= Problem to solve =
Tally the lines that contain the string "Экономика" and give the number by itself.

Dataset items
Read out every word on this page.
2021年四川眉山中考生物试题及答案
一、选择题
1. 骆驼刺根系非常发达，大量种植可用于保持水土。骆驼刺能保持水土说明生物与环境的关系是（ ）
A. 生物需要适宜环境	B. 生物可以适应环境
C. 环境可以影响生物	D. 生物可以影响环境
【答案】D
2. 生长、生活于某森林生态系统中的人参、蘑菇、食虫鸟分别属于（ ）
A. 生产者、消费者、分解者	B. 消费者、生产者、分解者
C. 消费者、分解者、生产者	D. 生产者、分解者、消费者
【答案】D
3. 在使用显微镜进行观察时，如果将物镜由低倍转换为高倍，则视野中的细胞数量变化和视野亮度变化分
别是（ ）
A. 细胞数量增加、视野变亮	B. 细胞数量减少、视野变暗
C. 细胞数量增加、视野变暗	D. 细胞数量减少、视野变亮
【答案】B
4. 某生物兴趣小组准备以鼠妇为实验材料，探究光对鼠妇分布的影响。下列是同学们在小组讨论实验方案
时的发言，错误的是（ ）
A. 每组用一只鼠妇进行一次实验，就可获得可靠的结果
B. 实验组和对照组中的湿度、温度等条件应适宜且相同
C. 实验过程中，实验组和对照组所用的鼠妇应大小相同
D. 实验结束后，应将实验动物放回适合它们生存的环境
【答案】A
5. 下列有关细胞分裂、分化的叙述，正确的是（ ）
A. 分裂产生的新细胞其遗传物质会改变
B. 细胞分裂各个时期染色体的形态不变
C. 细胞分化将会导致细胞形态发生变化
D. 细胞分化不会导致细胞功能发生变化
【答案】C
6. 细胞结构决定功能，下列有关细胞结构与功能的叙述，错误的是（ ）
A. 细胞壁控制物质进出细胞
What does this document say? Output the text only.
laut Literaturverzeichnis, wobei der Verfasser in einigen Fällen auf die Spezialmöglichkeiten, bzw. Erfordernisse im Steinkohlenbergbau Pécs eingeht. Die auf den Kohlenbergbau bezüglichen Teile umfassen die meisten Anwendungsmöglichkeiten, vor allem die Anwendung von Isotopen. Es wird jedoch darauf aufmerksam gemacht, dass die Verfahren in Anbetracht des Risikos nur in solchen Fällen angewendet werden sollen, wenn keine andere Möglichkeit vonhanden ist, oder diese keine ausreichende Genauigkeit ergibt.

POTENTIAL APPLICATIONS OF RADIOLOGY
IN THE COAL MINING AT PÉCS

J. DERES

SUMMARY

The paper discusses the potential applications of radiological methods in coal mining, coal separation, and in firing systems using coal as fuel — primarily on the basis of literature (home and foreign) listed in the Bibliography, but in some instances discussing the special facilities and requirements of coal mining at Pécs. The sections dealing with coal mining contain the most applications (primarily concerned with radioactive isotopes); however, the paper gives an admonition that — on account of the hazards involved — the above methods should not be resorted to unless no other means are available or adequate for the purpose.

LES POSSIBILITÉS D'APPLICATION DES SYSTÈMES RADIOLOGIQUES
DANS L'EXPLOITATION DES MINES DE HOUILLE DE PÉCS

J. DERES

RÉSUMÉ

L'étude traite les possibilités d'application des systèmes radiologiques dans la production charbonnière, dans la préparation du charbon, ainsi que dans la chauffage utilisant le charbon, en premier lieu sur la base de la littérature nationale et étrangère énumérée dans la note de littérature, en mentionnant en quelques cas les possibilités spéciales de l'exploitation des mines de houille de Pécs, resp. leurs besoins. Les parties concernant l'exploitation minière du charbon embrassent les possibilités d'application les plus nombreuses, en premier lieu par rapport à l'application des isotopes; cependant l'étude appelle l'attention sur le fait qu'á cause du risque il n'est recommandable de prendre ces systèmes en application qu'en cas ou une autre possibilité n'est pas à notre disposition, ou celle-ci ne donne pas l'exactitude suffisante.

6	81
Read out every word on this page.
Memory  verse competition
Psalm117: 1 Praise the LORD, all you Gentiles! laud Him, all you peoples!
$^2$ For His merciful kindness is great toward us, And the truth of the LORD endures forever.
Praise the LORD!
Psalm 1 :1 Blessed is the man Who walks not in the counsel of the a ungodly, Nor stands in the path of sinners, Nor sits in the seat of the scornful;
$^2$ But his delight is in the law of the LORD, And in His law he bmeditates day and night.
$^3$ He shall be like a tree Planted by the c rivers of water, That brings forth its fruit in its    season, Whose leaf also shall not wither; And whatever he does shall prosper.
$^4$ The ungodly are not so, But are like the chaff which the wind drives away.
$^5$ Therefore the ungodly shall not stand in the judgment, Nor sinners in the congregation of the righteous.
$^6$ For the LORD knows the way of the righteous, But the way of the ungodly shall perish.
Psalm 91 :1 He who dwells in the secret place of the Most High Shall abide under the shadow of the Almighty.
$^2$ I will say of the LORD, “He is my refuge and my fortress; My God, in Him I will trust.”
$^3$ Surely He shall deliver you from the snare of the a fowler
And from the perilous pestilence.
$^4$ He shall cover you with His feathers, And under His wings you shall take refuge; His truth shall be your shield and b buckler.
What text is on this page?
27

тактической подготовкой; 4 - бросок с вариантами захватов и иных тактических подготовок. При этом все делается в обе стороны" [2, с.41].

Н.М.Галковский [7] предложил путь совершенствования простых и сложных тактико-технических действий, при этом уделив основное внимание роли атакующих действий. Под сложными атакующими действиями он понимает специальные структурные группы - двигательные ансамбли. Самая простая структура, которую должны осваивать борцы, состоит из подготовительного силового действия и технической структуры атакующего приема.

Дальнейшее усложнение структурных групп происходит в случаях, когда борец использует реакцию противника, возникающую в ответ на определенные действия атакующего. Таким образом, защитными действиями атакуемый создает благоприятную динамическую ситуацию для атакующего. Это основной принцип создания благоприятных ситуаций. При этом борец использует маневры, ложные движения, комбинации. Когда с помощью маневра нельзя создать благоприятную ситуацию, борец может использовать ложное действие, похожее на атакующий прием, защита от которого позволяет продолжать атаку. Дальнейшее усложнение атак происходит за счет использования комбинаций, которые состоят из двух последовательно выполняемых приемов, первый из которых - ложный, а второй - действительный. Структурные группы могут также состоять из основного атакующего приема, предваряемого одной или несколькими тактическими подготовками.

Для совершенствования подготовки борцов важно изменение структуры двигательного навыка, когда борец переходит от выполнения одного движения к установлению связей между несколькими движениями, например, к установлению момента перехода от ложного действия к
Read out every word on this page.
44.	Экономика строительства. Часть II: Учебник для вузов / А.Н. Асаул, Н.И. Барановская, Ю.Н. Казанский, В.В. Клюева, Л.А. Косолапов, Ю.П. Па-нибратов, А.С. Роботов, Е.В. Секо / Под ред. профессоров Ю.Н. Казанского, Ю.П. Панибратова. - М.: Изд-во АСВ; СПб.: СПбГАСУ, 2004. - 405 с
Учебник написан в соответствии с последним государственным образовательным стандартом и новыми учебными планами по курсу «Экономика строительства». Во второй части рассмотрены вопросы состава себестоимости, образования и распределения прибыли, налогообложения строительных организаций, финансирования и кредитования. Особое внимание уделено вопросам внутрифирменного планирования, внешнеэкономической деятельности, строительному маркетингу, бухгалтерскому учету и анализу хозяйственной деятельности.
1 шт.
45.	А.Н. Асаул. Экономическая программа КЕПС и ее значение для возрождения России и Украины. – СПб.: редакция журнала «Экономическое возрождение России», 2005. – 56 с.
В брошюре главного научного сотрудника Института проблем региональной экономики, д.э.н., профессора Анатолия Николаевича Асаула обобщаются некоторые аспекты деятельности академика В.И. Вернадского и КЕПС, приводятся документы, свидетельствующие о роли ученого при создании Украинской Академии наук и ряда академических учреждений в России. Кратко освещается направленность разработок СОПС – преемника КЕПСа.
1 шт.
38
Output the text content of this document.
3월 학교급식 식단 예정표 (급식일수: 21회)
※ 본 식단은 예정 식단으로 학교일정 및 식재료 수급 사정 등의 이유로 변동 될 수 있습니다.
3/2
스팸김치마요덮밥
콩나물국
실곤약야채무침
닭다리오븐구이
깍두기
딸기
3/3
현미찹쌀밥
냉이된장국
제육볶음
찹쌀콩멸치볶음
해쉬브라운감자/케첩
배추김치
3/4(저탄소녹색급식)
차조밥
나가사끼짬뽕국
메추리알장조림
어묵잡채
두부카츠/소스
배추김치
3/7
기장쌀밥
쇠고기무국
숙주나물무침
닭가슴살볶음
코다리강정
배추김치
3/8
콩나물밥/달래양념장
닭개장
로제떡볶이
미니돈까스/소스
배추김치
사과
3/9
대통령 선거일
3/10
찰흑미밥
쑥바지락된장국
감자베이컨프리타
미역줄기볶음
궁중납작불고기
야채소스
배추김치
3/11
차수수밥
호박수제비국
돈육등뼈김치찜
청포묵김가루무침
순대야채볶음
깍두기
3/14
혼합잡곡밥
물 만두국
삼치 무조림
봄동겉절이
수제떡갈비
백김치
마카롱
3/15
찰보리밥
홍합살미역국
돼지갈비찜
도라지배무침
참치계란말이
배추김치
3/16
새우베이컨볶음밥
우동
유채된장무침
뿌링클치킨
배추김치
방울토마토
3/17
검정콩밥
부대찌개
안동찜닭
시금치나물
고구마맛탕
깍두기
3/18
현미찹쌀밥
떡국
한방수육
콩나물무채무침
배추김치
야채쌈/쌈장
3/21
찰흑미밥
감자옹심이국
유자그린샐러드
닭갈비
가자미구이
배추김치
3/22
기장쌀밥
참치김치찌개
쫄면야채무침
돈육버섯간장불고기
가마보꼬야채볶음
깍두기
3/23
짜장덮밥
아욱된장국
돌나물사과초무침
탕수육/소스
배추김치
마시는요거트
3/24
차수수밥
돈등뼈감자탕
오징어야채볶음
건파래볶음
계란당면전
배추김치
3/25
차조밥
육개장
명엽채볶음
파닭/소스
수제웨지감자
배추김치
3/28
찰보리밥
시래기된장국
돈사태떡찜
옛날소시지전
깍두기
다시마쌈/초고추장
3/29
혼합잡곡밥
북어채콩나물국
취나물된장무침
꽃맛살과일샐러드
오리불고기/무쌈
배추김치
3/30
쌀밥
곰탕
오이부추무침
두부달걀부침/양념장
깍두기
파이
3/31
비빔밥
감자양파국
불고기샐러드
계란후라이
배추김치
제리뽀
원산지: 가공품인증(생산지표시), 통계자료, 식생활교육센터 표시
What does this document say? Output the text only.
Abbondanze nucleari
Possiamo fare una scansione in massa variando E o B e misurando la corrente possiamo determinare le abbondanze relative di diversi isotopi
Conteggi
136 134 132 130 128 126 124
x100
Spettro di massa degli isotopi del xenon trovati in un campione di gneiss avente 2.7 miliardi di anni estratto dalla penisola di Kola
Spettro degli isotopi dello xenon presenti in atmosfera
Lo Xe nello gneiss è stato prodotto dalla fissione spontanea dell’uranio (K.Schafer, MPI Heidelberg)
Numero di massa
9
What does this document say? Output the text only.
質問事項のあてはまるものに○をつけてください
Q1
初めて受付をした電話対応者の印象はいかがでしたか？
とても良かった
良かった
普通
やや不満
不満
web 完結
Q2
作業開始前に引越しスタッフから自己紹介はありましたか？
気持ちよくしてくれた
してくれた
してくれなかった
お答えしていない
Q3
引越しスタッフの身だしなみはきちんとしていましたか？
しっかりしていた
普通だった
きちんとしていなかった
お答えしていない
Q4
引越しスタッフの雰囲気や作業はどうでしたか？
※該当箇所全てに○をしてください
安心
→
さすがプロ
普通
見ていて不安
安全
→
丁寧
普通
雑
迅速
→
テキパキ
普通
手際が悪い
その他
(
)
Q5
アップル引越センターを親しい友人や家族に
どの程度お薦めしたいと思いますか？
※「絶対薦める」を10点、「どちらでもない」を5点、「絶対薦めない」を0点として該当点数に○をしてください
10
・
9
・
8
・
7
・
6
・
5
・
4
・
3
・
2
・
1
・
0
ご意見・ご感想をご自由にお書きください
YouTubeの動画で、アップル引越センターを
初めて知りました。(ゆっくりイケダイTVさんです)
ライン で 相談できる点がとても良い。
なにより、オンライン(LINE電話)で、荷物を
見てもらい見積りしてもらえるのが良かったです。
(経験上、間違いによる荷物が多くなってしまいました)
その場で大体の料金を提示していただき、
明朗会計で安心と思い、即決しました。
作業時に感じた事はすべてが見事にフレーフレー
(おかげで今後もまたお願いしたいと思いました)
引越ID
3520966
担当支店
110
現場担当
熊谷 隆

= Solution =
2